DATA EXCERPTS:
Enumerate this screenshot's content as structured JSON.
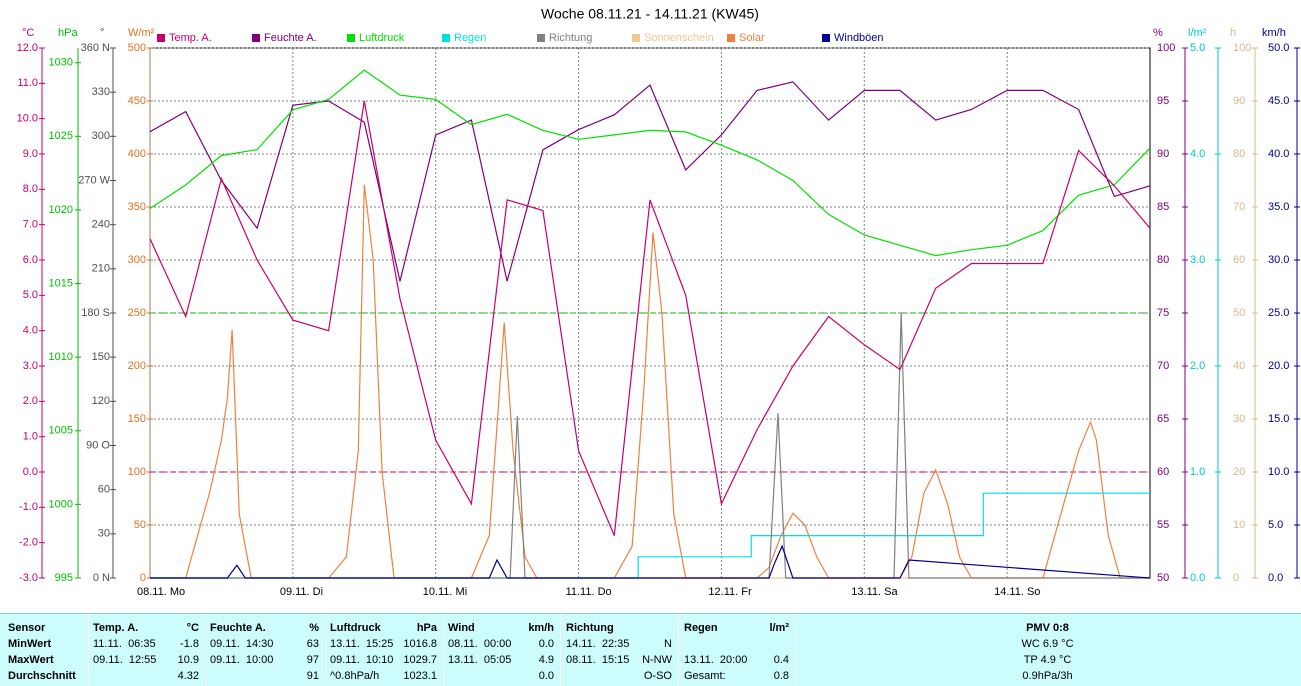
{
  "chart_data": {
    "type": "line",
    "title": "Woche 08.11.21 - 14.11.21 (KW45)",
    "xlim": [
      0,
      168
    ],
    "xticks": [
      {
        "value": 0,
        "label": "08.11. Mo"
      },
      {
        "value": 24,
        "label": "09.11. Di"
      },
      {
        "value": 48,
        "label": "10.11. Mi"
      },
      {
        "value": 72,
        "label": "11.11. Do"
      },
      {
        "value": 96,
        "label": "12.11. Fr"
      },
      {
        "value": 120,
        "label": "13.11. Sa"
      },
      {
        "value": 144,
        "label": "14.11. So"
      }
    ],
    "grid": true,
    "axes": [
      {
        "name": "°C",
        "color": "#c8006e",
        "lim": [
          -3,
          12
        ],
        "ticks": [
          {
            "value": -3,
            "label": "-3.0"
          },
          {
            "value": -2,
            "label": "-2.0"
          },
          {
            "value": -1,
            "label": "-1.0"
          },
          {
            "value": 0,
            "label": "0.0"
          },
          {
            "value": 1,
            "label": "1.0"
          },
          {
            "value": 2,
            "label": "2.0"
          },
          {
            "value": 3,
            "label": "3.0"
          },
          {
            "value": 4,
            "label": "4.0"
          },
          {
            "value": 5,
            "label": "5.0"
          },
          {
            "value": 6,
            "label": "6.0"
          },
          {
            "value": 7,
            "label": "7.0"
          },
          {
            "value": 8,
            "label": "8.0"
          },
          {
            "value": 9,
            "label": "9.0"
          },
          {
            "value": 10,
            "label": "10.0"
          },
          {
            "value": 11,
            "label": "11.0"
          },
          {
            "value": 12,
            "label": "12.0"
          }
        ]
      },
      {
        "name": "hPa",
        "color": "#00c000",
        "lim": [
          995,
          1031
        ],
        "ticks": [
          995,
          1000,
          1005,
          1010,
          1015,
          1020,
          1025,
          1030
        ]
      },
      {
        "name": "°",
        "color": "#505050",
        "lim": [
          0,
          360
        ],
        "ticks": [
          {
            "value": 0,
            "label": "0 N"
          },
          30,
          60,
          {
            "value": 90,
            "label": "90 O"
          },
          120,
          150,
          {
            "value": 180,
            "label": "180 S"
          },
          210,
          240,
          {
            "value": 270,
            "label": "270 W"
          },
          300,
          330,
          {
            "value": 360,
            "label": "360 N"
          }
        ]
      },
      {
        "name": "W/m²",
        "color": "#e07020",
        "lim": [
          0,
          500
        ],
        "grid": true,
        "ticks": [
          0,
          50,
          100,
          150,
          200,
          250,
          300,
          350,
          400,
          450,
          500
        ]
      },
      {
        "name": "%",
        "color": "#800080",
        "lim": [
          50,
          100
        ],
        "ticks": [
          50,
          55,
          60,
          65,
          70,
          75,
          80,
          85,
          90,
          95,
          100
        ]
      },
      {
        "name": "l/m²",
        "color": "#00c8c8",
        "lim": [
          0,
          5
        ],
        "ticks": [
          {
            "value": 0,
            "label": "0.0"
          },
          {
            "value": 1,
            "label": "1.0"
          },
          {
            "value": 2,
            "label": "2.0"
          },
          {
            "value": 3,
            "label": "3.0"
          },
          {
            "value": 4,
            "label": "4.0"
          },
          {
            "value": 5,
            "label": "5.0"
          }
        ]
      },
      {
        "name": "h",
        "color": "#d8b888",
        "lim": [
          0,
          100
        ],
        "ticks": [
          0,
          10,
          20,
          30,
          40,
          50,
          60,
          70,
          80,
          90,
          100
        ]
      },
      {
        "name": "km/h",
        "color": "#000090",
        "lim": [
          0,
          50
        ],
        "ticks": [
          {
            "value": 0,
            "label": "0.0"
          },
          {
            "value": 5,
            "label": "5.0"
          },
          {
            "value": 10,
            "label": "10.0"
          },
          {
            "value": 15,
            "label": "15.0"
          },
          {
            "value": 20,
            "label": "20.0"
          },
          {
            "value": 25,
            "label": "25.0"
          },
          {
            "value": 30,
            "label": "30.0"
          },
          {
            "value": 35,
            "label": "35.0"
          },
          {
            "value": 40,
            "label": "40.0"
          },
          {
            "value": 45,
            "label": "45.0"
          },
          {
            "value": 50,
            "label": "50.0"
          }
        ]
      }
    ],
    "reference_lines": [
      {
        "axis": 0,
        "value": 0,
        "color": "#c8006e"
      },
      {
        "axis": 2,
        "value": 180,
        "color": "#00c000"
      }
    ],
    "series": [
      {
        "name": "Temp. A.",
        "color": "#c8006e",
        "axis": 0,
        "x": [
          0,
          6,
          12,
          18,
          24,
          30,
          36,
          42,
          48,
          54,
          60,
          66,
          72,
          78,
          84,
          90,
          96,
          102,
          108,
          114,
          120,
          126,
          132,
          138,
          144,
          150,
          156,
          162,
          168
        ],
        "values": [
          6.6,
          4.4,
          8.3,
          6.0,
          4.3,
          4.0,
          10.5,
          4.9,
          0.9,
          -0.9,
          7.7,
          7.4,
          0.6,
          -1.8,
          7.7,
          5.0,
          -0.9,
          1.2,
          3.0,
          4.4,
          3.6,
          2.9,
          5.2,
          5.9,
          5.9,
          5.9,
          9.1,
          8.1,
          6.9
        ]
      },
      {
        "name": "Feuchte A.",
        "color": "#800080",
        "axis": 4,
        "x": [
          0,
          6,
          12,
          18,
          24,
          30,
          36,
          42,
          48,
          54,
          60,
          66,
          72,
          78,
          84,
          90,
          96,
          102,
          108,
          114,
          120,
          126,
          132,
          138,
          144,
          150,
          156,
          162,
          168
        ],
        "values": [
          92.1,
          94,
          87.5,
          83,
          94.6,
          95,
          93,
          78,
          91.8,
          93.2,
          78,
          90.4,
          92.3,
          93.7,
          96.5,
          88.5,
          91.8,
          96,
          96.8,
          93.2,
          96,
          96,
          93.2,
          94.2,
          96,
          96,
          94.2,
          86,
          87
        ]
      },
      {
        "name": "Luftdruck",
        "color": "#00e000",
        "axis": 1,
        "x": [
          0,
          6,
          12,
          18,
          24,
          30,
          36,
          42,
          48,
          54,
          60,
          66,
          72,
          78,
          84,
          90,
          96,
          102,
          108,
          114,
          120,
          126,
          132,
          138,
          144,
          150,
          156,
          162,
          168
        ],
        "values": [
          1020.1,
          1021.7,
          1023.7,
          1024.1,
          1026.8,
          1027.5,
          1029.5,
          1027.8,
          1027.5,
          1025.8,
          1026.5,
          1025.4,
          1024.8,
          1025.1,
          1025.4,
          1025.3,
          1024.4,
          1023.4,
          1022.0,
          1019.7,
          1018.3,
          1017.6,
          1016.9,
          1017.3,
          1017.6,
          1018.6,
          1021.0,
          1021.7,
          1024.2
        ]
      },
      {
        "name": "Regen",
        "color": "#00e0e0",
        "axis": 5,
        "x": [
          0,
          82,
          82,
          101,
          101,
          140,
          140,
          168
        ],
        "values": [
          0,
          0,
          0.2,
          0.2,
          0.4,
          0.4,
          0.8,
          0.8
        ]
      },
      {
        "name": "Richtung",
        "color": "#808080",
        "axis": 2,
        "x": [
          0,
          60.5,
          61.7,
          63,
          104,
          105.5,
          106.8,
          125,
          126.2,
          127.5,
          168
        ],
        "values": [
          0,
          0,
          110,
          0,
          0,
          112,
          0,
          0,
          180,
          0,
          0
        ]
      },
      {
        "name": "Sonnenschein",
        "color": "#f0c890",
        "axis": 6,
        "x": [
          0,
          168
        ],
        "values": [
          0,
          0
        ]
      },
      {
        "name": "Solar",
        "color": "#f08040",
        "axis": 3,
        "x": [
          0,
          6,
          10,
          12,
          13,
          13.8,
          15,
          17,
          30,
          33,
          35,
          36,
          37.5,
          39,
          41,
          54,
          57,
          59,
          59.5,
          61,
          63,
          65,
          78,
          81,
          83,
          84.5,
          86,
          88,
          90,
          102,
          104,
          106,
          108,
          110,
          112,
          114,
          126,
          128,
          130,
          132,
          134,
          136,
          138,
          150,
          154,
          156,
          158,
          159,
          161,
          163,
          168
        ],
        "values": [
          0,
          0,
          80,
          130,
          170,
          234,
          60,
          0,
          0,
          20,
          120,
          371,
          300,
          100,
          0,
          0,
          40,
          200,
          241,
          120,
          20,
          0,
          0,
          30,
          180,
          326,
          250,
          60,
          0,
          0,
          10,
          40,
          61,
          50,
          20,
          0,
          0,
          20,
          80,
          102,
          70,
          20,
          0,
          0,
          80,
          120,
          147,
          130,
          40,
          0,
          0
        ]
      },
      {
        "name": "Windböen",
        "color": "#000090",
        "axis": 7,
        "x": [
          0,
          13,
          14.6,
          16,
          56,
          57,
          58.3,
          60,
          104,
          105,
          106.2,
          108,
          125,
          126,
          127.5,
          168
        ],
        "values": [
          0,
          0,
          1.2,
          0,
          0,
          0,
          1.7,
          0,
          0,
          1.5,
          3.0,
          0,
          0,
          0,
          1.7,
          0
        ]
      }
    ]
  },
  "table": {
    "groups": [
      {
        "head": [
          "Sensor"
        ],
        "rows": [
          {
            "t": "MinWert"
          },
          {
            "t": "MaxWert"
          },
          {
            "t": "Durchschnitt"
          }
        ]
      },
      {
        "head": [
          "Temp. A.",
          "°C"
        ],
        "rows": [
          {
            "t": "11.11.  06:35",
            "v": "-1.8"
          },
          {
            "t": "09.11.  12:55",
            "v": "10.9"
          },
          {
            "v": "4.32"
          }
        ]
      },
      {
        "head": [
          "Feuchte A.",
          "%"
        ],
        "rows": [
          {
            "t": "09.11.  14:30",
            "v": "63"
          },
          {
            "t": "09.11.  10:00",
            "v": "97"
          },
          {
            "v": "91"
          }
        ]
      },
      {
        "head": [
          "Luftdruck",
          "hPa"
        ],
        "rows": [
          {
            "t": "13.11.  15:25",
            "v": "1016.8"
          },
          {
            "t": "09.11.  10:10",
            "v": "1029.7"
          },
          {
            "t": "^0.8hPa/h",
            "v": "1023.1"
          }
        ]
      },
      {
        "head": [
          "Wind",
          "km/h"
        ],
        "rows": [
          {
            "t": "08.11.  00:00",
            "v": "0.0"
          },
          {
            "t": "13.11.  05:05",
            "v": "4.9"
          },
          {
            "v": "0.0"
          }
        ]
      },
      {
        "head": [
          "Richtung"
        ],
        "rows": [
          {
            "t": "14.11.  22:35",
            "v": "N"
          },
          {
            "t": "08.11.  15:15",
            "v": "N-NW"
          },
          {
            "v": "O-SO"
          }
        ]
      },
      {
        "head": [
          "Regen",
          "l/m²"
        ],
        "rows": [
          {},
          {
            "t": "13.11.  20:00",
            "v": "0.4"
          },
          {
            "t": "Gesamt:",
            "v": "0.8"
          }
        ]
      },
      {
        "head": [
          "PMV 0:8"
        ],
        "rows": [
          {
            "t": "WC 6.9 °C"
          },
          {
            "t": "TP 4.9 °C"
          },
          {
            "t": "0.9hPa/3h"
          }
        ]
      }
    ]
  }
}
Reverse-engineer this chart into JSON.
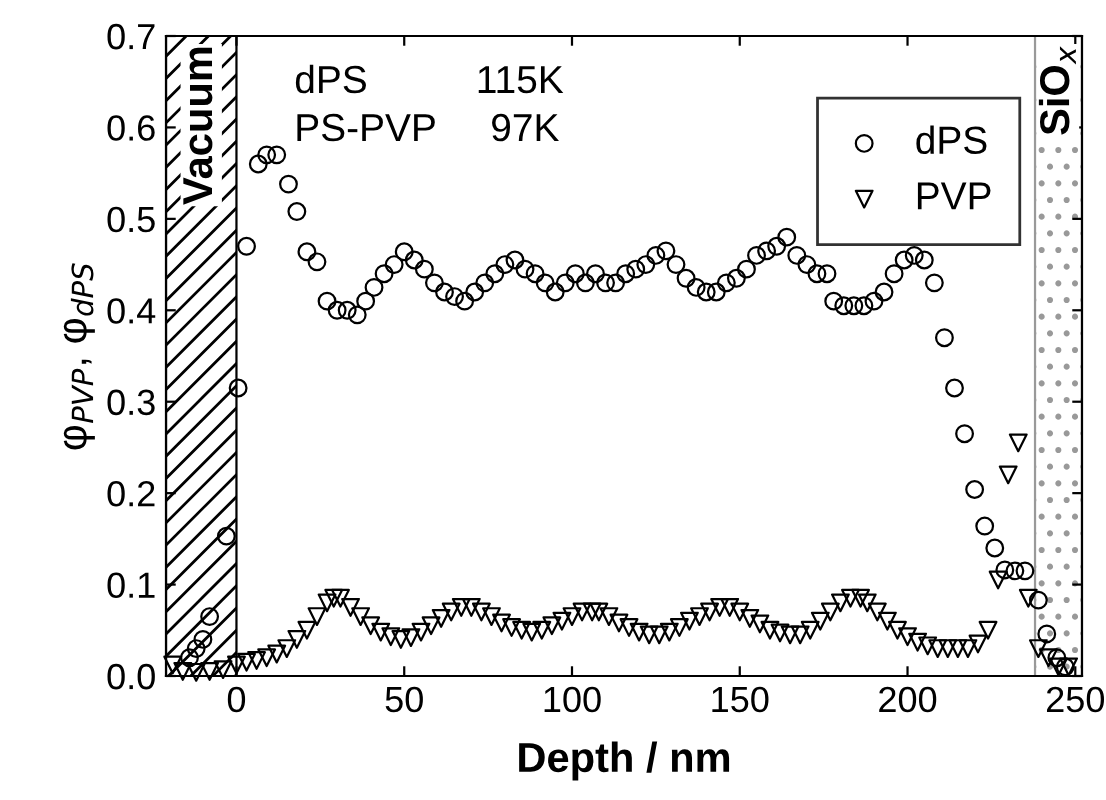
{
  "chart_data": {
    "type": "scatter",
    "xlabel": "Depth / nm",
    "ylabel": "φ$_{PVP}$, φ$_{dPS}$",
    "xlim": [
      -21,
      252
    ],
    "ylim": [
      0,
      0.7
    ],
    "xticks": [
      0,
      50,
      100,
      150,
      200,
      250
    ],
    "yticks": [
      {
        "value": 0,
        "label": "0.0"
      },
      {
        "value": 0.1,
        "label": "0.1"
      },
      {
        "value": 0.2,
        "label": "0.2"
      },
      {
        "value": 0.3,
        "label": "0.3"
      },
      {
        "value": 0.4,
        "label": "0.4"
      },
      {
        "value": 0.5,
        "label": "0.5"
      },
      {
        "value": 0.6,
        "label": "0.6"
      },
      {
        "value": 0.7,
        "label": "0.7"
      }
    ],
    "grid": false,
    "legend": "top right",
    "annotations": [
      "dPS          115K",
      "PS-PVP     97K"
    ],
    "bands": [
      {
        "axis": "x",
        "from": -21,
        "to": 0,
        "label": "Vacuum",
        "color": "#000000"
      },
      {
        "axis": "x",
        "from": 238,
        "to": 252,
        "label": "SiO$_{x}$",
        "color": "#999999"
      }
    ],
    "series": [
      {
        "name": "dPS",
        "color": "#000000",
        "marker": "circle",
        "x": [
          -14,
          -12,
          -10,
          -8,
          -3,
          0.5,
          3,
          6.5,
          9,
          12,
          15.5,
          18,
          21,
          24,
          27,
          30,
          33,
          36,
          38.5,
          41,
          44,
          47,
          50,
          53,
          56,
          59,
          62,
          65,
          68,
          71,
          74,
          77,
          80,
          83,
          86,
          89,
          92,
          95,
          98,
          101,
          104,
          107,
          110,
          113,
          116,
          119,
          122,
          125,
          128,
          131,
          134,
          137,
          140,
          143,
          146,
          149,
          152,
          155,
          158,
          161,
          164,
          167,
          170,
          173,
          176,
          178,
          181,
          184,
          187,
          190,
          193,
          196,
          199,
          202,
          205,
          208,
          211,
          214,
          217,
          220,
          223,
          226,
          229,
          232,
          235,
          239,
          241.5,
          244.5,
          247
        ],
        "values": [
          0.02,
          0.03,
          0.04,
          0.065,
          0.153,
          0.315,
          0.47,
          0.56,
          0.57,
          0.57,
          0.538,
          0.508,
          0.464,
          0.453,
          0.41,
          0.4,
          0.4,
          0.395,
          0.41,
          0.425,
          0.44,
          0.45,
          0.464,
          0.455,
          0.445,
          0.43,
          0.42,
          0.415,
          0.41,
          0.42,
          0.43,
          0.44,
          0.45,
          0.455,
          0.445,
          0.44,
          0.43,
          0.42,
          0.43,
          0.44,
          0.43,
          0.44,
          0.43,
          0.43,
          0.44,
          0.445,
          0.45,
          0.46,
          0.465,
          0.45,
          0.435,
          0.425,
          0.42,
          0.42,
          0.43,
          0.435,
          0.445,
          0.46,
          0.465,
          0.47,
          0.48,
          0.46,
          0.45,
          0.44,
          0.44,
          0.41,
          0.405,
          0.405,
          0.405,
          0.41,
          0.42,
          0.44,
          0.455,
          0.46,
          0.455,
          0.43,
          0.37,
          0.315,
          0.265,
          0.204,
          0.164,
          0.14,
          0.116,
          0.115,
          0.115,
          0.083,
          0.046,
          0.02,
          0.01
        ]
      },
      {
        "name": "PVP",
        "color": "#000000",
        "marker": "triangle",
        "x": [
          -19,
          -16,
          -12,
          -8,
          -4,
          0,
          3,
          6,
          9,
          12,
          15,
          18,
          21,
          24,
          27,
          29,
          31,
          34,
          37,
          40,
          43,
          46,
          49,
          52,
          55,
          58,
          61,
          64,
          67,
          70,
          73,
          76,
          79,
          82,
          85,
          88,
          91,
          94,
          97,
          100,
          103,
          106,
          108,
          111,
          114,
          117,
          120,
          123,
          126,
          129,
          132,
          135,
          138,
          141,
          144,
          147,
          150,
          153,
          156,
          159,
          162,
          165,
          168,
          171,
          174,
          177,
          180,
          183,
          186,
          188,
          191,
          194,
          197,
          200,
          203,
          206,
          209,
          212,
          215,
          218,
          221,
          224,
          227,
          230,
          233,
          236,
          239,
          242,
          245,
          248
        ],
        "values": [
          0.012,
          0.005,
          0.004,
          0.005,
          0.007,
          0.012,
          0.015,
          0.017,
          0.02,
          0.024,
          0.03,
          0.04,
          0.05,
          0.065,
          0.08,
          0.085,
          0.085,
          0.075,
          0.065,
          0.055,
          0.048,
          0.043,
          0.04,
          0.042,
          0.048,
          0.055,
          0.063,
          0.07,
          0.075,
          0.075,
          0.07,
          0.065,
          0.058,
          0.053,
          0.05,
          0.048,
          0.05,
          0.055,
          0.06,
          0.065,
          0.07,
          0.07,
          0.07,
          0.065,
          0.058,
          0.053,
          0.048,
          0.045,
          0.045,
          0.048,
          0.053,
          0.06,
          0.065,
          0.07,
          0.075,
          0.075,
          0.07,
          0.063,
          0.057,
          0.05,
          0.047,
          0.045,
          0.045,
          0.05,
          0.06,
          0.07,
          0.08,
          0.085,
          0.085,
          0.08,
          0.07,
          0.06,
          0.05,
          0.043,
          0.037,
          0.033,
          0.03,
          0.03,
          0.03,
          0.03,
          0.035,
          0.05,
          0.105,
          0.22,
          0.255,
          0.085,
          0.03,
          0.02,
          0.01,
          0.01
        ]
      }
    ]
  }
}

REQUIRED TASK: Report the number of lines in the entries above that include the word "this" and add nothing to it.

EXPECTED ANSWER: 2